● **YOUR INSTRUCTIONS**
Take the material below and write it all out again exactly.

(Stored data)
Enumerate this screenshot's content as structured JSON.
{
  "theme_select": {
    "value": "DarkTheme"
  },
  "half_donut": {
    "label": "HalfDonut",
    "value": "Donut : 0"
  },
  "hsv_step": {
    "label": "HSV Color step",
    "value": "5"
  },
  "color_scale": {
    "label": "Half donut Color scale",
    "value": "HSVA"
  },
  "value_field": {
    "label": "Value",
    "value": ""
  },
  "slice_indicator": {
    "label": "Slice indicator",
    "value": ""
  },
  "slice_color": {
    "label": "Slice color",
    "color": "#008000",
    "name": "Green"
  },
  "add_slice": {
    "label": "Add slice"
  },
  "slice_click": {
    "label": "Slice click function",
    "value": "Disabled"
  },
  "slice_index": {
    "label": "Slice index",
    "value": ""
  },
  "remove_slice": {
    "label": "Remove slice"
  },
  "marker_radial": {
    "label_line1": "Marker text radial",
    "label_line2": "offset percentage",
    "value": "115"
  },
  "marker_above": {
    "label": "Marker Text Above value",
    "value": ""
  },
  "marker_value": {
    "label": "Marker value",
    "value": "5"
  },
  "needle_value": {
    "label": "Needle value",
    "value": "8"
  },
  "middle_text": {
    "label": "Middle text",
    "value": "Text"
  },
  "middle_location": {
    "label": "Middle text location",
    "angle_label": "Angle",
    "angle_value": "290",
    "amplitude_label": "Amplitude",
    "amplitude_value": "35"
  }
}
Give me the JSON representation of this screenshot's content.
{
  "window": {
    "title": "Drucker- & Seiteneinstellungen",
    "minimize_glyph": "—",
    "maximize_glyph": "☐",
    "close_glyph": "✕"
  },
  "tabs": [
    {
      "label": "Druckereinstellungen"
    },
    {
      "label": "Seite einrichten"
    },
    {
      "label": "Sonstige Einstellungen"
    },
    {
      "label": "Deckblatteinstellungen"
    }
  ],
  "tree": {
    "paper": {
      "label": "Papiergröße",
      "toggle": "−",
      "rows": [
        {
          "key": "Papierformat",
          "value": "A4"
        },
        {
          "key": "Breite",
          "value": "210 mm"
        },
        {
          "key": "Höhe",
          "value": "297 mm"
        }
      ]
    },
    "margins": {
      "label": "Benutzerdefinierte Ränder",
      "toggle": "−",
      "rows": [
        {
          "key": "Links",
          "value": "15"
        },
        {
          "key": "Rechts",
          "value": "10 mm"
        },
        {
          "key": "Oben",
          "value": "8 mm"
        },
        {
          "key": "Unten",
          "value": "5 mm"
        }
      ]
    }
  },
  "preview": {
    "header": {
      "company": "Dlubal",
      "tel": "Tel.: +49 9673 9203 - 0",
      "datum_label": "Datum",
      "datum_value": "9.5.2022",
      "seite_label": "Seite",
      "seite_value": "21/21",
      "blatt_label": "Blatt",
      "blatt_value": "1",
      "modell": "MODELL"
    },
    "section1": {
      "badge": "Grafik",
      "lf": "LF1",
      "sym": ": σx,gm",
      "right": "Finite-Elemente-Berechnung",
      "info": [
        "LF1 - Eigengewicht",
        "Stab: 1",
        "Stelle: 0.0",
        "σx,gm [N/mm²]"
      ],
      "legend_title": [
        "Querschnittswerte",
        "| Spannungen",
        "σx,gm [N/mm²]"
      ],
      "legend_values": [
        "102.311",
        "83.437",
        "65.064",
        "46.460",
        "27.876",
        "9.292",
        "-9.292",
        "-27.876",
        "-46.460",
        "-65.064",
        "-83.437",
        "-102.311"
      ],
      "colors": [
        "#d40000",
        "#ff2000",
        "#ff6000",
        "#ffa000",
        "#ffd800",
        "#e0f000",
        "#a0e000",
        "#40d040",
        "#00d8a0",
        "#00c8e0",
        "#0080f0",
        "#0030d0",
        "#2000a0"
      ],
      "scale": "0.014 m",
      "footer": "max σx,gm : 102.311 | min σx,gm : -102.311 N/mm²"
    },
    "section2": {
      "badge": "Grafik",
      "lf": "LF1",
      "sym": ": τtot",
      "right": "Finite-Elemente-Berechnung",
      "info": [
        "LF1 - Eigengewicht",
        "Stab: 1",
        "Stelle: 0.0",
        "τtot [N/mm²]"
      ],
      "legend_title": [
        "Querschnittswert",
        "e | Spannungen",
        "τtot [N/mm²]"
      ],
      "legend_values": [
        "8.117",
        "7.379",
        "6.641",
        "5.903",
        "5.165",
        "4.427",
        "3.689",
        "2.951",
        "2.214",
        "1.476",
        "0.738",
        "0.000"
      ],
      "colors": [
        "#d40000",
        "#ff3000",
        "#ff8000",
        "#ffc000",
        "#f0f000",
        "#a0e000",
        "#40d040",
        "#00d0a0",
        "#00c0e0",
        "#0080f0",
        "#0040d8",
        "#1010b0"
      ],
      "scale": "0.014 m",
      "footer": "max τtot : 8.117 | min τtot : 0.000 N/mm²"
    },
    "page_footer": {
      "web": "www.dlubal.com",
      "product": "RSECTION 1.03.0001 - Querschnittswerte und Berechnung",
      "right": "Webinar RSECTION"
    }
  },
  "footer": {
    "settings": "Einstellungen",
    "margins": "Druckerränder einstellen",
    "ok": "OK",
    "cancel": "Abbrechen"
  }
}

● **ANSWER TO THE TASK**
Enumerate this screenshot's content as structured JSON.
{
  "theme_select": {
    "value": "DarkTheme"
  },
  "half_donut": {
    "label": "HalfDonut",
    "value": "Donut : 0"
  },
  "hsv_step": {
    "label": "HSV Color step",
    "value": "5"
  },
  "color_scale": {
    "label": "Half donut Color scale",
    "value": "HSVA"
  },
  "value_field": {
    "label": "Value",
    "value": ""
  },
  "slice_indicator": {
    "label": "Slice indicator",
    "value": ""
  },
  "slice_color": {
    "label": "Slice color",
    "color": "#008000",
    "name": "Green"
  },
  "add_slice": {
    "label": "Add slice"
  },
  "slice_click": {
    "label": "Slice click function",
    "value": "Disabled"
  },
  "slice_index": {
    "label": "Slice index",
    "value": ""
  },
  "remove_slice": {
    "label": "Remove slice"
  },
  "marker_radial": {
    "label_line1": "Marker text radial",
    "label_line2": "offset percentage",
    "value": "115"
  },
  "marker_above": {
    "label": "Marker Text Above value",
    "value": ""
  },
  "marker_value": {
    "label": "Marker value",
    "value": "5"
  },
  "needle_value": {
    "label": "Needle value",
    "value": "8"
  },
  "middle_text": {
    "label": "Middle text",
    "value": "Text"
  },
  "middle_location": {
    "label": "Middle text location",
    "angle_label": "Angle",
    "angle_value": "290",
    "amplitude_label": "Amplitude",
    "amplitude_value": "35"
  }
}
Give me the JSON representation of this screenshot's content.
{
  "window": {
    "title": "Drucker- & Seiteneinstellungen",
    "minimize_glyph": "—",
    "maximize_glyph": "☐",
    "close_glyph": "✕"
  },
  "tabs": [
    {
      "label": "Druckereinstellungen"
    },
    {
      "label": "Seite einrichten"
    },
    {
      "label": "Sonstige Einstellungen"
    },
    {
      "label": "Deckblatteinstellungen"
    }
  ],
  "tree": {
    "paper": {
      "label": "Papiergröße",
      "toggle": "−",
      "rows": [
        {
          "key": "Papierformat",
          "value": "A4"
        },
        {
          "key": "Breite",
          "value": "210 mm"
        },
        {
          "key": "Höhe",
          "value": "297 mm"
        }
      ]
    },
    "margins": {
      "label": "Benutzerdefinierte Ränder",
      "toggle": "−",
      "rows": [
        {
          "key": "Links",
          "value": "15"
        },
        {
          "key": "Rechts",
          "value": "10 mm"
        },
        {
          "key": "Oben",
          "value": "8 mm"
        },
        {
          "key": "Unten",
          "value": "5 mm"
        }
      ]
    }
  },
  "preview": {
    "header": {
      "company": "Dlubal",
      "tel": "Tel.: +49 9673 9203 - 0",
      "datum_label": "Datum",
      "datum_value": "9.5.2022",
      "seite_label": "Seite",
      "seite_value": "21/21",
      "blatt_label": "Blatt",
      "blatt_value": "1",
      "modell": "MODELL"
    },
    "section1": {
      "badge": "Grafik",
      "lf": "LF1",
      "sym": ": σx,gm",
      "right": "Finite-Elemente-Berechnung",
      "info": [
        "LF1 - Eigengewicht",
        "Stab: 1",
        "Stelle: 0.0",
        "σx,gm [N/mm²]"
      ],
      "legend_title": [
        "Querschnittswerte",
        "| Spannungen",
        "σx,gm [N/mm²]"
      ],
      "legend_values": [
        "102.311",
        "83.437",
        "65.064",
        "46.460",
        "27.876",
        "9.292",
        "-9.292",
        "-27.876",
        "-46.460",
        "-65.064",
        "-83.437",
        "-102.311"
      ],
      "colors": [
        "#d40000",
        "#ff2000",
        "#ff6000",
        "#ffa000",
        "#ffd800",
        "#e0f000",
        "#a0e000",
        "#40d040",
        "#00d8a0",
        "#00c8e0",
        "#0080f0",
        "#0030d0",
        "#2000a0"
      ],
      "scale": "0.014 m",
      "footer": "max σx,gm : 102.311 | min σx,gm : -102.311 N/mm²"
    },
    "section2": {
      "badge": "Grafik",
      "lf": "LF1",
      "sym": ": τtot",
      "right": "Finite-Elemente-Berechnung",
      "info": [
        "LF1 - Eigengewicht",
        "Stab: 1",
        "Stelle: 0.0",
        "τtot [N/mm²]"
      ],
      "legend_title": [
        "Querschnittswert",
        "e | Spannungen",
        "τtot [N/mm²]"
      ],
      "legend_values": [
        "8.117",
        "7.379",
        "6.641",
        "5.903",
        "5.165",
        "4.427",
        "3.689",
        "2.951",
        "2.214",
        "1.476",
        "0.738",
        "0.000"
      ],
      "colors": [
        "#d40000",
        "#ff3000",
        "#ff8000",
        "#ffc000",
        "#f0f000",
        "#a0e000",
        "#40d040",
        "#00d0a0",
        "#00c0e0",
        "#0080f0",
        "#0040d8",
        "#1010b0"
      ],
      "scale": "0.014 m",
      "footer": "max τtot : 8.117 | min τtot : 0.000 N/mm²"
    },
    "page_footer": {
      "web": "www.dlubal.com",
      "product": "RSECTION 1.03.0001 - Querschnittswerte und Berechnung",
      "right": "Webinar RSECTION"
    }
  },
  "footer": {
    "settings": "Einstellungen",
    "margins": "Druckerränder einstellen",
    "ok": "OK",
    "cancel": "Abbrechen"
  }
}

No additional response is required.